Fragmento seleccionado:
::::

No sé a cuento de qué, el otro día me topé con un video de la tal Inés Hernand. Estaba muy metida en su papel y contaba a los telespectadores cómo, siendo una niña, se había sentido abandonada por unos padres que siempre estaban ausentes. Se la veía muy resentida con ellos, al mismo tiempo que se enorgullecía de haberles dejado de hablar. Era una actitud un tanto extraña. Había rencor y al mismo tiempo venganza.
Sinceramente, no conozco a sus padres ni cómo se han comportado con ella, pero sí conozco la vida de algunas personas que últimamente exhiben su mismo comportamiento, así que permítanme dudar de ese supuesto maltrato por varias razones.
En primer lugar, como Hernand, muchas de esas personas pertenecen a la clase media y han sido criadas en una cierta abundancia, no solo alimentaria o higiénica, sino también educativa o cultural, algo que revela las atenciones de sus respectivas familias para con ellos. Por muchos errores que hayan cometido, no se les puede culpar de obrar malintencionadamente. Ningún hijo viene con un manual bajo el brazo.
En segundo término, este tipo de individuos se aferran a un perfil victimista a pesar de ser personas bien posicionadas laboral y socialmente. Esto nos deja entrever un cierto cinismo pues, si bien el éxito personal no es directamente proporcional a la felicidad, ayuda a la hora de afrontarla. Parapetarse tras los traumas del pasado es una excusa para no enfrentarse a los retos del futuro.
Por último, cabe hablar de irresponsabilidad. Ser feliz, aunque muchos terapeutas y psicólogos actuales se empeñen en lo contrario, es una cuestión personal y, en gran medida, tiene que ver con la actitud frente a la vida. No podemos hacer responsables a quienes nos rodean de nuestra infelicidad, sobre todo cuando lo único que han hecho es aligerarnos la carga y allanarnos el camino.

::::

Ejercicios propuestos:
• a. Indica si cada afirmación concuerda con el fragmento sobre Inés Hernand y cita las palabras que lo deciden: (i) Hernand contó que de niña se sintió abandonada por sus padres; (ii) en el fragmento se afirma conocer a los padres de Hernand; (iii) el fragmento sostiene que ser feliz es una cuestión personal.
• b. Extrae del fragmento el texto que va de "No sé a cuento" a "por varias razones.".

Material proporcionado:
::::

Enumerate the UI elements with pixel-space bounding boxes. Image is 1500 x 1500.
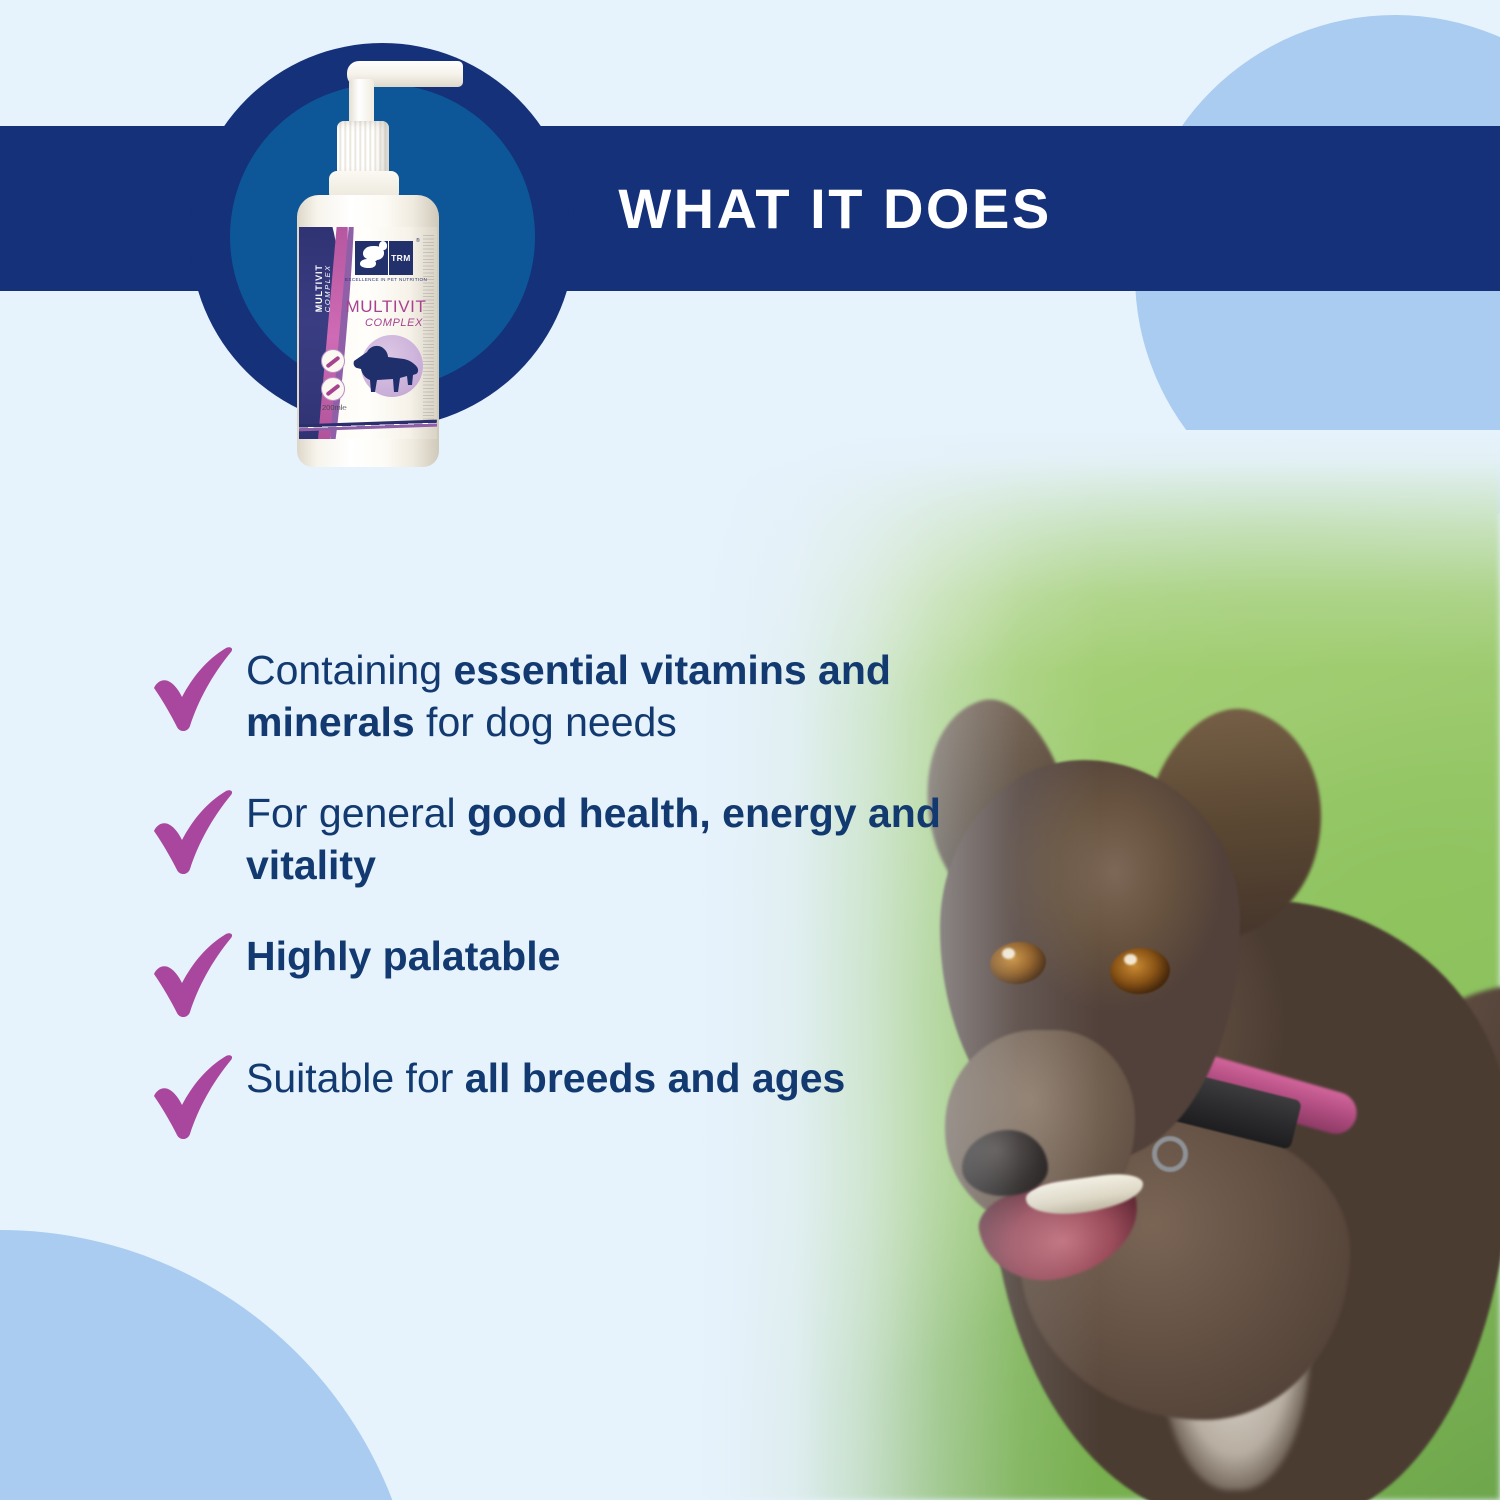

::::

Respuestas completas:
• a.
(i) Sí: "contaba a los telespectadores cómo, siendo una niña, se había sentido abandonada por unos padres que siempre estaban ausentes".
(ii) No: "no conozco a sus padres ni cómo se han comportado con ella".
(iii) Sí: "Ser feliz, aunque muchos terapeutas y psicólogos actuales se empeñen en lo contrario, es una cuestión personal".

• b.
No sé a cuento de qué, el otro día me topé con un video de la tal Inés Hernand. Estaba muy metida en su papel y contaba a los telespectadores cómo, siendo una niña, se había sentido abandonada por unos padres que siempre estaban ausentes. Se la veía muy resentida con ellos, al mismo tiempo que se enorgullecía de haberles dejado de hablar. Era una actitud un tanto extraña. Había rencor y al mismo tiempo venganza.
Sinceramente, no conozco a sus padres ni cómo se han comportado con ella, pero sí conozco la vida de algunas personas que últimamente exhiben su mismo comportamiento, así que permítanme dudar de ese supuesto maltrato por varias razones.